— GIVEN TASK —
Locate "What does this" in the listing below, then output the line holding it and every line after it, exactly and with nothing else.

--- BEGIN EXCERPTED DATA ---

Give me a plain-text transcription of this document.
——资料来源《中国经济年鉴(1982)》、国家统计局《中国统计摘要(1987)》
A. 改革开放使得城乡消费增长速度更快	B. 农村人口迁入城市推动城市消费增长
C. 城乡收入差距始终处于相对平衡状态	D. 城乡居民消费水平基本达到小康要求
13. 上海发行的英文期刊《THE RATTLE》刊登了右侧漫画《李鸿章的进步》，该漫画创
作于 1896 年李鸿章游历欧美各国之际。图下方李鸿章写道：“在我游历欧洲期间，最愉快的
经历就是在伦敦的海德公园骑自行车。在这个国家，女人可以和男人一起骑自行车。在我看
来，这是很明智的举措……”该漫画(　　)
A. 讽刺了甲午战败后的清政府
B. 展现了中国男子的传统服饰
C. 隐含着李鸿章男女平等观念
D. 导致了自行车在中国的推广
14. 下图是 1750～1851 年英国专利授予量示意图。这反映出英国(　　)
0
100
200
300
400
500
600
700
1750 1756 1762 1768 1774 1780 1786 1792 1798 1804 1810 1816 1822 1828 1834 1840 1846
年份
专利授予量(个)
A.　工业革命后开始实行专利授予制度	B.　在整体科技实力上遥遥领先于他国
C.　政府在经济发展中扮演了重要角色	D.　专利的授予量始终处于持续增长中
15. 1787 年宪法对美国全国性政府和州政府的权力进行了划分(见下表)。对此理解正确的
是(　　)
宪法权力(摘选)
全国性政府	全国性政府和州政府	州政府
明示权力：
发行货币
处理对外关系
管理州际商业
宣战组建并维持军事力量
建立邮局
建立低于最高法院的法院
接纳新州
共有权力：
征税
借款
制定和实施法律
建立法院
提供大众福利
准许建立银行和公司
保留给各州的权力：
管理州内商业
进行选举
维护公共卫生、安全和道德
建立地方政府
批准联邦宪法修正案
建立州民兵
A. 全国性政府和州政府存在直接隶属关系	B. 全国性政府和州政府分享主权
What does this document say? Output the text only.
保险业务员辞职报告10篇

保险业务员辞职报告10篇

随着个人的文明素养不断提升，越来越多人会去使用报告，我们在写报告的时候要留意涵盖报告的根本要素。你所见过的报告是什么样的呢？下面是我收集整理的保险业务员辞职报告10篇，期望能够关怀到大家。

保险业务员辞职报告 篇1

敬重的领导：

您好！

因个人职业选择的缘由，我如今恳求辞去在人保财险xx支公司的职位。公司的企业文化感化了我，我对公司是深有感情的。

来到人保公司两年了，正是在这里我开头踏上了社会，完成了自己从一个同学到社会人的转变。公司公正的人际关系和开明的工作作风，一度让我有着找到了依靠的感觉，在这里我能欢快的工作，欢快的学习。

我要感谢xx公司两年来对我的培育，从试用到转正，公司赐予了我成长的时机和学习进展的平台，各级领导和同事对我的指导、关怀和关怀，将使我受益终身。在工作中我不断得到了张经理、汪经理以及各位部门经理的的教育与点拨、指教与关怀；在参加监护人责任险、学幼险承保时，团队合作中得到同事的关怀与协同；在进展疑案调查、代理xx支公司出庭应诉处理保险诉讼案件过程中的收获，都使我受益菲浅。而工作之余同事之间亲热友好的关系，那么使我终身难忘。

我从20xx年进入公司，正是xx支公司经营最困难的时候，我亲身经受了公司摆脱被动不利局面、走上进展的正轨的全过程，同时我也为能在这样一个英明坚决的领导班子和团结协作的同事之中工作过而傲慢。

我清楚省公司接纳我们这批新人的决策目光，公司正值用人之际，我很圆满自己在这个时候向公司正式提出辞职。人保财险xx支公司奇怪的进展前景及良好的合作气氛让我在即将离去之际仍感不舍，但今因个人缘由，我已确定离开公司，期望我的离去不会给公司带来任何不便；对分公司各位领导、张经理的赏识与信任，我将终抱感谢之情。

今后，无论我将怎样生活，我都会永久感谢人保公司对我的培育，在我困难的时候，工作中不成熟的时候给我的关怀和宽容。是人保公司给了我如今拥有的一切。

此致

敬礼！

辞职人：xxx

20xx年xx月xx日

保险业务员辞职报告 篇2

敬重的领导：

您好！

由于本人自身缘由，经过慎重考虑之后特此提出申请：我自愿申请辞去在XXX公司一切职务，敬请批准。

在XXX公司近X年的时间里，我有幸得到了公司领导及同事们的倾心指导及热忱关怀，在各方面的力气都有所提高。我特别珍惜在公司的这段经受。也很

--- END EXCERPTED DATA ---

— FULL RESPONSE —
What does this document say? Output the text only.
保险业务员辞职报告10篇

保险业务员辞职报告10篇

随着个人的文明素养不断提升，越来越多人会去使用报告，我们在写报告的时候要留意涵盖报告的根本要素。你所见过的报告是什么样的呢？下面是我收集整理的保险业务员辞职报告10篇，期望能够关怀到大家。

保险业务员辞职报告 篇1

敬重的领导：

您好！

因个人职业选择的缘由，我如今恳求辞去在人保财险xx支公司的职位。公司的企业文化感化了我，我对公司是深有感情的。

来到人保公司两年了，正是在这里我开头踏上了社会，完成了自己从一个同学到社会人的转变。公司公正的人际关系和开明的工作作风，一度让我有着找到了依靠的感觉，在这里我能欢快的工作，欢快的学习。

我要感谢xx公司两年来对我的培育，从试用到转正，公司赐予了我成长的时机和学习进展的平台，各级领导和同事对我的指导、关怀和关怀，将使我受益终身。在工作中我不断得到了张经理、汪经理以及各位部门经理的的教育与点拨、指教与关怀；在参加监护人责任险、学幼险承保时，团队合作中得到同事的关怀与协同；在进展疑案调查、代理xx支公司出庭应诉处理保险诉讼案件过程中的收获，都使我受益菲浅。而工作之余同事之间亲热友好的关系，那么使我终身难忘。

我从20xx年进入公司，正是xx支公司经营最困难的时候，我亲身经受了公司摆脱被动不利局面、走上进展的正轨的全过程，同时我也为能在这样一个英明坚决的领导班子和团结协作的同事之中工作过而傲慢。

我清楚省公司接纳我们这批新人的决策目光，公司正值用人之际，我很圆满自己在这个时候向公司正式提出辞职。人保财险xx支公司奇怪的进展前景及良好的合作气氛让我在即将离去之际仍感不舍，但今因个人缘由，我已确定离开公司，期望我的离去不会给公司带来任何不便；对分公司各位领导、张经理的赏识与信任，我将终抱感谢之情。

今后，无论我将怎样生活，我都会永久感谢人保公司对我的培育，在我困难的时候，工作中不成熟的时候给我的关怀和宽容。是人保公司给了我如今拥有的一切。

此致

敬礼！

辞职人：xxx

20xx年xx月xx日

保险业务员辞职报告 篇2

敬重的领导：

您好！

由于本人自身缘由，经过慎重考虑之后特此提出申请：我自愿申请辞去在XXX公司一切职务，敬请批准。

在XXX公司近X年的时间里，我有幸得到了公司领导及同事们的倾心指导及热忱关怀，在各方面的力气都有所提高。我特别珍惜在公司的这段经受。也很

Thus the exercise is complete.